*TEXT EXTRACT*.
────
Stream mode: Plotting Topics#

Streamgraphs are great for showing high-dimensional flows of 1-30 features, like topic compositions! Below, we show how to plot the composition of topics along a differentiation. Here, hide_feature_threshold hides topics which aren’t contributing to the cell composition. This significantly cleans up the plot.

Another nifty feature is setting order to ascending, which stacks the features in a more readable manner.

[3]:
topics = [6,9,10,5,4,22]

mira.pl.plot_stream(data,
                    data = ["topic_" + str(i) for i in topics],
                    style = "stream",
                    hide_feature_threshold = 0.03,
                    window_size = 301, # smooths the lines
                    max_bar_height= 0.8, # makes the streams thicker
                    palette = "Set3",
                    legend_cols = 3,
                    log_pseudotime = False,
                    order = 'ascending', # plot features in ascending order with respect to time
                    linewidth=0.4, # makes borders between streams thicker. Userful for light-colored palettes
                    figsize = (12,6)
────
*OBJECTIVE A*.
Check whether each statement below agrees with the stream mode section, answering yes or no and quoting the deciding words of that section. (i) Streamgraphs are suited to flows of 1-30 features. (ii) Setting order to descending stacks the features in a more readable manner. (iii) The window_size setting makes the streams thicker.
*OBJECTIVE B*.
From the stream mode section, reproduce everything from "Streamgraphs are great" down to "up the plot.".

Layout element data
────
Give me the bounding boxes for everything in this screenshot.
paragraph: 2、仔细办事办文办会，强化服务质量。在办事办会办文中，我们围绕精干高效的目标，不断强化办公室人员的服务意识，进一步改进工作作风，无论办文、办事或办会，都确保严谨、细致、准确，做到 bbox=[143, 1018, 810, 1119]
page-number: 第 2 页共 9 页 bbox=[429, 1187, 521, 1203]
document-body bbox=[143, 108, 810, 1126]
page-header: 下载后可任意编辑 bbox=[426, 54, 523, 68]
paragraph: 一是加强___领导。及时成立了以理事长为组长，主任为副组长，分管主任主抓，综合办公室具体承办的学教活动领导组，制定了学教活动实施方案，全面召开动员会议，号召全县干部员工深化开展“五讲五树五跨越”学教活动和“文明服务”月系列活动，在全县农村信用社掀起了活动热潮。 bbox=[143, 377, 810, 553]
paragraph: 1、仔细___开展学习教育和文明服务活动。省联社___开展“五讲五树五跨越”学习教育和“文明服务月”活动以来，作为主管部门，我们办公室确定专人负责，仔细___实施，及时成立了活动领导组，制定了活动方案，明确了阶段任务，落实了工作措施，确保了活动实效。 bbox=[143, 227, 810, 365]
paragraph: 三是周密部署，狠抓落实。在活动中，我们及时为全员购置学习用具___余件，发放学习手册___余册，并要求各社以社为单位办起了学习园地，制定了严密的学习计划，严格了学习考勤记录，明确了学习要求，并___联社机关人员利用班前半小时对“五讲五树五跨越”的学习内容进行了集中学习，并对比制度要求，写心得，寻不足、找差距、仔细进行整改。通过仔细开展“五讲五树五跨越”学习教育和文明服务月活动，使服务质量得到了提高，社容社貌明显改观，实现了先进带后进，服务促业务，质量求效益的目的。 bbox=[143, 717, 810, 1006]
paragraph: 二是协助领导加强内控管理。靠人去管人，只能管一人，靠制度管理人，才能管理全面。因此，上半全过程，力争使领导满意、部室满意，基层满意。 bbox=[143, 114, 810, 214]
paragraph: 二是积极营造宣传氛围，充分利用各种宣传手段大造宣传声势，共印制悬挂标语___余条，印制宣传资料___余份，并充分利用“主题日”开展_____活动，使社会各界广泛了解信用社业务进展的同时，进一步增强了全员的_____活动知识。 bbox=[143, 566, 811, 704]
────
*EXERCISE OUTPUT A*.
(i) Yes: "Streamgraphs are great for showing high-dimensional flows of 1-30 features"
(ii) No: "setting order to ascending, which stacks the features in a more readable manner"
(iii) No: "window_size = 301, # smooths the lines"

*EXERCISE OUTPUT B*.
Streamgraphs are great for showing high-dimensional flows of 1-30 features, like topic compositions! Below, we show how to plot the composition of topics along a differentiation. Here, hide_feature_threshold hides topics which aren’t contributing to the cell composition. This significantly cleans up the plot.